To be done: Write out the listing below again, precisely as it is given.

Material shown:
_ _ _ _ _
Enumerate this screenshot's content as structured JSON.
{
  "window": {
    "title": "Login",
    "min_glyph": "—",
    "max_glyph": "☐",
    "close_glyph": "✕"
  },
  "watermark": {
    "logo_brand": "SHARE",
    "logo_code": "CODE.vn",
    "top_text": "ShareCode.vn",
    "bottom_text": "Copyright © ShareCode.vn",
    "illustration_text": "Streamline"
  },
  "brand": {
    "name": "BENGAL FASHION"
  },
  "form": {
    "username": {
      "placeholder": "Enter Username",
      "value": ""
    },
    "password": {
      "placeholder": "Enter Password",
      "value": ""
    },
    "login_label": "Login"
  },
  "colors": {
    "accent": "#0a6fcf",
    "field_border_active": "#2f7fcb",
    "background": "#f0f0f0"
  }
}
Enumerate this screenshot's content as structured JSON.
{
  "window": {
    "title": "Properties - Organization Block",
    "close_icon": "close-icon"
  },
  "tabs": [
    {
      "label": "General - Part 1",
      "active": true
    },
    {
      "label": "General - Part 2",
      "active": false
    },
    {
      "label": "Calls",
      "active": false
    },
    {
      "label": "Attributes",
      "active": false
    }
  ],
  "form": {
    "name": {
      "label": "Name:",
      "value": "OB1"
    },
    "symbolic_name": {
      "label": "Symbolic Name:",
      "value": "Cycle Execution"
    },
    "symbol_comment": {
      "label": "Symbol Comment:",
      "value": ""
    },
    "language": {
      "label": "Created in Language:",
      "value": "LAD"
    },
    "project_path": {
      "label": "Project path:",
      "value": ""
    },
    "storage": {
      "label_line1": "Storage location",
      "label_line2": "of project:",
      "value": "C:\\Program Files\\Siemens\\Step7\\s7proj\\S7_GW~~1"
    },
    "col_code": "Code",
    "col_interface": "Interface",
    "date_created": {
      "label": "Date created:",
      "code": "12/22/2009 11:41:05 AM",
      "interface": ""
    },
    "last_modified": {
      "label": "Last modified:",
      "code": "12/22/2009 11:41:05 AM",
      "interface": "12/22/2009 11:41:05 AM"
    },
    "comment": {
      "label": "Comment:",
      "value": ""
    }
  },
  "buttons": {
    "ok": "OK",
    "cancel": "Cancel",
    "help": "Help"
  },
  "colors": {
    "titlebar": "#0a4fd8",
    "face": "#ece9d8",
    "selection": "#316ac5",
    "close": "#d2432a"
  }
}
_ _ _ _ _
Task output:
Enumerate this screenshot's content as structured JSON.
{
  "window": {
    "title": "Login",
    "min_glyph": "—",
    "max_glyph": "☐",
    "close_glyph": "✕"
  },
  "watermark": {
    "logo_brand": "SHARE",
    "logo_code": "CODE.vn",
    "top_text": "ShareCode.vn",
    "bottom_text": "Copyright © ShareCode.vn",
    "illustration_text": "Streamline"
  },
  "brand": {
    "name": "BENGAL FASHION"
  },
  "form": {
    "username": {
      "placeholder": "Enter Username",
      "value": ""
    },
    "password": {
      "placeholder": "Enter Password",
      "value": ""
    },
    "login_label": "Login"
  },
  "colors": {
    "accent": "#0a6fcf",
    "field_border_active": "#2f7fcb",
    "background": "#f0f0f0"
  }
}
Enumerate this screenshot's content as structured JSON.
{
  "window": {
    "title": "Properties - Organization Block",
    "close_icon": "close-icon"
  },
  "tabs": [
    {
      "label": "General - Part 1",
      "active": true
    },
    {
      "label": "General - Part 2",
      "active": false
    },
    {
      "label": "Calls",
      "active": false
    },
    {
      "label": "Attributes",
      "active": false
    }
  ],
  "form": {
    "name": {
      "label": "Name:",
      "value": "OB1"
    },
    "symbolic_name": {
      "label": "Symbolic Name:",
      "value": "Cycle Execution"
    },
    "symbol_comment": {
      "label": "Symbol Comment:",
      "value": ""
    },
    "language": {
      "label": "Created in Language:",
      "value": "LAD"
    },
    "project_path": {
      "label": "Project path:",
      "value": ""
    },
    "storage": {
      "label_line1": "Storage location",
      "label_line2": "of project:",
      "value": "C:\\Program Files\\Siemens\\Step7\\s7proj\\S7_GW~~1"
    },
    "col_code": "Code",
    "col_interface": "Interface",
    "date_created": {
      "label": "Date created:",
      "code": "12/22/2009 11:41:05 AM",
      "interface": ""
    },
    "last_modified": {
      "label": "Last modified:",
      "code": "12/22/2009 11:41:05 AM",
      "interface": "12/22/2009 11:41:05 AM"
    },
    "comment": {
      "label": "Comment:",
      "value": ""
    }
  },
  "buttons": {
    "ok": "OK",
    "cancel": "Cancel",
    "help": "Help"
  },
  "colors": {
    "titlebar": "#0a4fd8",
    "face": "#ece9d8",
    "selection": "#316ac5",
    "close": "#d2432a"
  }
}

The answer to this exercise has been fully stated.